EXERCISE TASK. Search the records for "foot". Copy every line where it appears.

= = = = = = =

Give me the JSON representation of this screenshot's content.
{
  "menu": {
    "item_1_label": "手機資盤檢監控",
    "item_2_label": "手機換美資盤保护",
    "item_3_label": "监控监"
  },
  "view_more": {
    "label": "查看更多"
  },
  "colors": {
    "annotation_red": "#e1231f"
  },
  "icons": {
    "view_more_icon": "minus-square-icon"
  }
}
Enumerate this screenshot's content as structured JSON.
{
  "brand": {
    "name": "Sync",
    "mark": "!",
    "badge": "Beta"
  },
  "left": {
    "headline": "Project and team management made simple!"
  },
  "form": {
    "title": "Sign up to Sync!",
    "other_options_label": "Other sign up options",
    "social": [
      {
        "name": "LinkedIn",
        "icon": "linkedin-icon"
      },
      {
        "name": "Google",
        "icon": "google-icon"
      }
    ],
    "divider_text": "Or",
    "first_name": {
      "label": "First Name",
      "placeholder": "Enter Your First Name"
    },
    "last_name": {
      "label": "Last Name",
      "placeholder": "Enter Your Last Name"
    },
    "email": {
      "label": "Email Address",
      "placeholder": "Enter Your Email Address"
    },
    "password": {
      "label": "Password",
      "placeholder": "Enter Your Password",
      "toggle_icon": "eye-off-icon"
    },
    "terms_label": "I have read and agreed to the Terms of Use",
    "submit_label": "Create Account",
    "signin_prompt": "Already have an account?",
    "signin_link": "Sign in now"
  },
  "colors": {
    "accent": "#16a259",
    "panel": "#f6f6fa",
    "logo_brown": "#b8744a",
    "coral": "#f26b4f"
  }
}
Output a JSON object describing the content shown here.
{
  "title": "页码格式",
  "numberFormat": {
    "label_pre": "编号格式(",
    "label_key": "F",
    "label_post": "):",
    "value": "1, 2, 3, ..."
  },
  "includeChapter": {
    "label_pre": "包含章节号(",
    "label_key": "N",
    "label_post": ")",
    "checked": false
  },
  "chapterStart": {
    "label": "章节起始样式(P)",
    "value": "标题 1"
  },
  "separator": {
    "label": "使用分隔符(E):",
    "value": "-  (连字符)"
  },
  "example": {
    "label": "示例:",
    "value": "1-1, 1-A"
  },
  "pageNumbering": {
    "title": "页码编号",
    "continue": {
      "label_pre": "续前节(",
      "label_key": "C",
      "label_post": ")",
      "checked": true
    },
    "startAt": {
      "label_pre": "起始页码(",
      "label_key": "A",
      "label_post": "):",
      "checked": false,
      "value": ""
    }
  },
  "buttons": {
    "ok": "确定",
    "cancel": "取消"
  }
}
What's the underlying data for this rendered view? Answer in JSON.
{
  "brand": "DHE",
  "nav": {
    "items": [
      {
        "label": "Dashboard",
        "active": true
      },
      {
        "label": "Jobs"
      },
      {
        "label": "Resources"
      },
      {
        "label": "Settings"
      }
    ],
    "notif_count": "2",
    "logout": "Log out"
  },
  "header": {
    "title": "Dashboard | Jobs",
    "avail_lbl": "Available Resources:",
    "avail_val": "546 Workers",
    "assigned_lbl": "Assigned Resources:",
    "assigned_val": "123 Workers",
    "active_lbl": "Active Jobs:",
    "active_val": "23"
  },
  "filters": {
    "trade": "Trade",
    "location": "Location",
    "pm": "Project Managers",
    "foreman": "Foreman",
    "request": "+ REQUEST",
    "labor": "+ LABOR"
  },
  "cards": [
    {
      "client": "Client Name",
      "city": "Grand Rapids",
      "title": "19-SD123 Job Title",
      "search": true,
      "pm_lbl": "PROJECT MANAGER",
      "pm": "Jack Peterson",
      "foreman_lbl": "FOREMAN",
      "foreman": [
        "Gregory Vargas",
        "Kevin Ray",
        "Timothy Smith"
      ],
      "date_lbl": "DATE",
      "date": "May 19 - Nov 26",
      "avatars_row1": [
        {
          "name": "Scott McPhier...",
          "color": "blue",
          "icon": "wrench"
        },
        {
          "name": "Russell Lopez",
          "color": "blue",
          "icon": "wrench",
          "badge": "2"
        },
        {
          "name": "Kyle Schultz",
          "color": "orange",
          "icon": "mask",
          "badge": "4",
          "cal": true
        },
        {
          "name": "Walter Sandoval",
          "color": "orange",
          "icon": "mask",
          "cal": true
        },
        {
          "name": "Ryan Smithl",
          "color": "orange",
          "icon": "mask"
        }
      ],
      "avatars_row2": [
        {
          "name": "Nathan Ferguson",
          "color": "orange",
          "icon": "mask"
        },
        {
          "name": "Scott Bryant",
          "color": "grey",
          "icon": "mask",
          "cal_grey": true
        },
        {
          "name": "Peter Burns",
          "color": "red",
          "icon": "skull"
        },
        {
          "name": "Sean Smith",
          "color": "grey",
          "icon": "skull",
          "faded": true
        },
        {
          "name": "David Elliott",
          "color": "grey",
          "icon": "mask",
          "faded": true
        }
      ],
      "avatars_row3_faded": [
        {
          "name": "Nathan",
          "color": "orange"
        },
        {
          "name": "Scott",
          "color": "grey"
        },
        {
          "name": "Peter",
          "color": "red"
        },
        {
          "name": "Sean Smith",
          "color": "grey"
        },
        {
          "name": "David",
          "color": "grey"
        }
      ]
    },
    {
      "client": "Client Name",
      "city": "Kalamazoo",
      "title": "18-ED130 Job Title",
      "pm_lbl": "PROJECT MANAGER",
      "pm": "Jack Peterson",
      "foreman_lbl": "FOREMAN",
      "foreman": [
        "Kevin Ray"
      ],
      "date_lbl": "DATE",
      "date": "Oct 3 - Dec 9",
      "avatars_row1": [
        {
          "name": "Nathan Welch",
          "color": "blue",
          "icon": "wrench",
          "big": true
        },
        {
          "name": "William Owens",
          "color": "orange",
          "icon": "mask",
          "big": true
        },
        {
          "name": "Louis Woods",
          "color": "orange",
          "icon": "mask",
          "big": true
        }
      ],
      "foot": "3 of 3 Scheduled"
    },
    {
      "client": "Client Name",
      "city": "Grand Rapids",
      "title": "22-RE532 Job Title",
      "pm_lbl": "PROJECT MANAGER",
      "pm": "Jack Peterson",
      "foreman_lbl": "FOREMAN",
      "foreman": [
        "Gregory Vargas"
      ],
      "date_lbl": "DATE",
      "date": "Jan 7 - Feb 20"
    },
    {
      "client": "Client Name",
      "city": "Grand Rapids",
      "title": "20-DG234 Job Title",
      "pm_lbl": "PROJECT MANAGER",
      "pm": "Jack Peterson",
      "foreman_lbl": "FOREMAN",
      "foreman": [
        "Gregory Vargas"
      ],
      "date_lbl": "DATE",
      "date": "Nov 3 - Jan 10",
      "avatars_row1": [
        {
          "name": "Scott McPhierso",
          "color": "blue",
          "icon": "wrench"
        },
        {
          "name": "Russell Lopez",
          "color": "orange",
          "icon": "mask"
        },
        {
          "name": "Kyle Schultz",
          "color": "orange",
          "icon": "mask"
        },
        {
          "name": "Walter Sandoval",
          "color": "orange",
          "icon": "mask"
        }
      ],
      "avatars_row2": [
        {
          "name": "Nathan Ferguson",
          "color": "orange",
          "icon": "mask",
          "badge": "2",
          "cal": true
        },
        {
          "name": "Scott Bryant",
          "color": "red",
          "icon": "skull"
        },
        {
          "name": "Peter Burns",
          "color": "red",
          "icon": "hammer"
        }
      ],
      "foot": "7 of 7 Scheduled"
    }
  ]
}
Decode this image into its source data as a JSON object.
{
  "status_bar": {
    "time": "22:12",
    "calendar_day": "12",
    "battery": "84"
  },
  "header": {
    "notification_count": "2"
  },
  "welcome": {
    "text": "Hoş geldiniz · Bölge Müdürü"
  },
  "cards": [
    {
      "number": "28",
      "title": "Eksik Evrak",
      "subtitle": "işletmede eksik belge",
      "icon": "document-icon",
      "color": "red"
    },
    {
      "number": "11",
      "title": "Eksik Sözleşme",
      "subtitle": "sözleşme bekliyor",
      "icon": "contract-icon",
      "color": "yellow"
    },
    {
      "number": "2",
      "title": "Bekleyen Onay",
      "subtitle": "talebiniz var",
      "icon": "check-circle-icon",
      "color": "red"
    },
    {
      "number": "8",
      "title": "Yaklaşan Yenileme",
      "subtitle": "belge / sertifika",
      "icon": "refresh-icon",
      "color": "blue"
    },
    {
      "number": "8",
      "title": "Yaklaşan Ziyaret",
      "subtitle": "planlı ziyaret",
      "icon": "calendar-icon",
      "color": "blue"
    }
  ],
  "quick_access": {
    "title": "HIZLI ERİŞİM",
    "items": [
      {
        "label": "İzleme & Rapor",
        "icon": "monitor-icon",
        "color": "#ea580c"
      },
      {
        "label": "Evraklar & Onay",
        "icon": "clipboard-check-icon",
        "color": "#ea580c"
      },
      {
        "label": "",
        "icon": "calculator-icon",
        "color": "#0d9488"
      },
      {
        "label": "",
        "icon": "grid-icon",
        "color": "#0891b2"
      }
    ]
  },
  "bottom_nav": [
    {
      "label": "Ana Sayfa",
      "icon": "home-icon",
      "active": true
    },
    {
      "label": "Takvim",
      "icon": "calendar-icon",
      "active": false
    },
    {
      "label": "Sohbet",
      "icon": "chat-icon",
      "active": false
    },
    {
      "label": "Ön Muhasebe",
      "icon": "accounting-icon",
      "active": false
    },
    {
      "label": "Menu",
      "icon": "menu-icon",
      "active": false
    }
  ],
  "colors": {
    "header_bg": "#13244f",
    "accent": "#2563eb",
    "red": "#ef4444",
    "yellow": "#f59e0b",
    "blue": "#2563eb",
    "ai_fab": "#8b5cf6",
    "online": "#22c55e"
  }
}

= = = = = = =

TASK RESPONSE.
      "foot": "3 of 3 Scheduled"
      "foot": "7 of 7 Scheduled"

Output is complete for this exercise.